Working data:
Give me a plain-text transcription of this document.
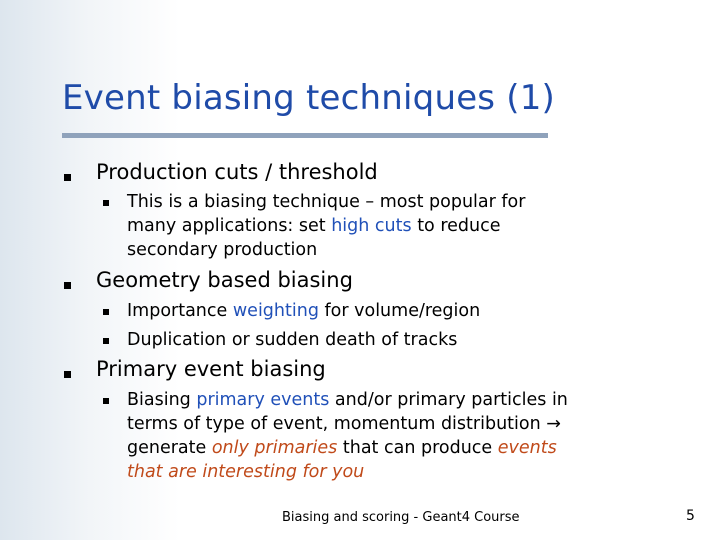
Event biasing techniques (1)
Production cuts / threshold
This is a biasing technique – most popular for
many applications: set high cuts to reduce
secondary production
Geometry based biasing
Importance weighting for volume/region
Duplication or sudden death of tracks
Primary event biasing
Biasing primary events and/or primary particles in
terms of type of event, momentum distribution →
generate only primaries that can produce events
that are interesting for you
Biasing and scoring - Geant4 Course	5
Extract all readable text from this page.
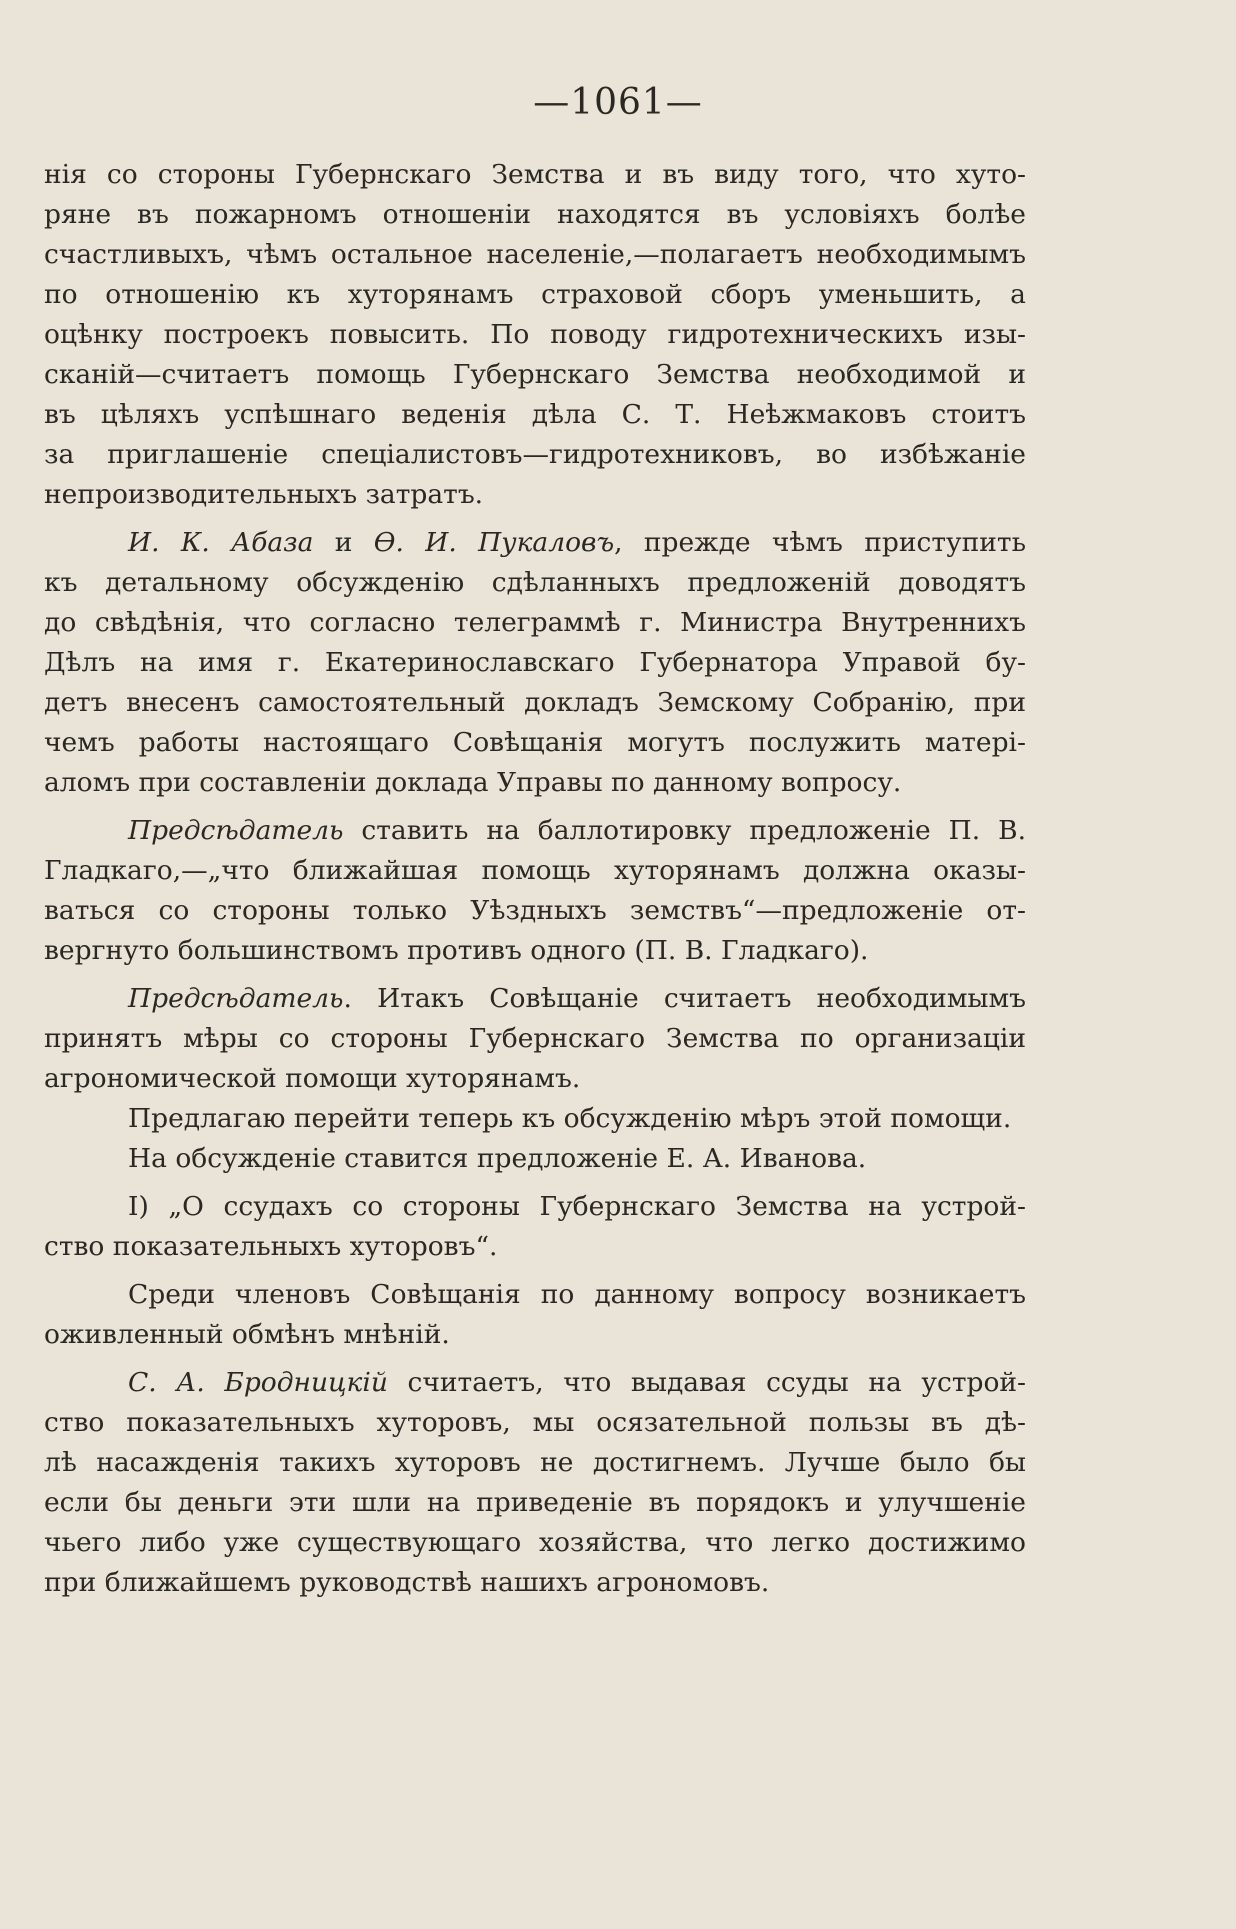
—1061—
нія со стороны Губернскаго Земства и въ виду того, что хуто-
ряне въ пожарномъ отношеніи находятся въ условіяхъ болѣе
счастливыхъ, чѣмъ остальное населеніе,—полагаетъ необходимымъ
по отношенію къ хуторянамъ страховой сборъ уменьшить, а
оцѣнку построекъ повысить. По поводу гидротехническихъ изы-
сканій—считаетъ помощь Губернскаго Земства необходимой и
въ цѣляхъ успѣшнаго веденія дѣла С. Т. Неѣжмаковъ стоитъ
за приглашеніе спеціалистовъ—гидротехниковъ, во избѣжаніе
непроизводительныхъ затратъ.
И. К. Абаза и Ѳ. И. Пукаловъ, прежде чѣмъ приступить
къ детальному обсужденію сдѣланныхъ предложеній доводятъ
до свѣдѣнія, что согласно телеграммѣ г. Министра Внутреннихъ
Дѣлъ на имя г. Екатеринославскаго Губернатора Управой бу-
детъ внесенъ самостоятельный докладъ Земскому Собранію, при
чемъ работы настоящаго Совѣщанія могутъ послужить матері-
аломъ при составленіи доклада Управы по данному вопросу.
Предсѣдатель ставить на баллотировку предложеніе П. В.
Гладкаго,—„что ближайшая помощь хуторянамъ должна оказы-
ваться со стороны только Уѣздныхъ земствъ“—предложеніе от-
вергнуто большинствомъ противъ одного (П. В. Гладкаго).
Предсѣдатель. Итакъ Совѣщаніе считаетъ необходимымъ
принятъ мѣры со стороны Губернскаго Земства по организаціи
агрономической помощи хуторянамъ.
Предлагаю перейти теперь къ обсужденію мѣръ этой помощи.
На обсужденіе ставится предложеніе Е. А. Иванова.
I) „О ссудахъ со стороны Губернскаго Земства на устрой-
ство показательныхъ хуторовъ“.
Среди членовъ Совѣщанія по данному вопросу возникаетъ
оживленный обмѣнъ мнѣній.
С. А. Бродницкій считаетъ, что выдавая ссуды на устрой-
ство показательныхъ хуторовъ, мы осязательной пользы въ дѣ-
лѣ насажденія такихъ хуторовъ не достигнемъ. Лучше было бы
если бы деньги эти шли на приведеніе въ порядокъ и улучшеніе
чьего либо уже существующаго хозяйства, что легко достижимо
при ближайшемъ руководствѣ нашихъ агрономовъ.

Task to complete:
Provide solely the number of lines in the data that include the word "events".

Solution for this task:
2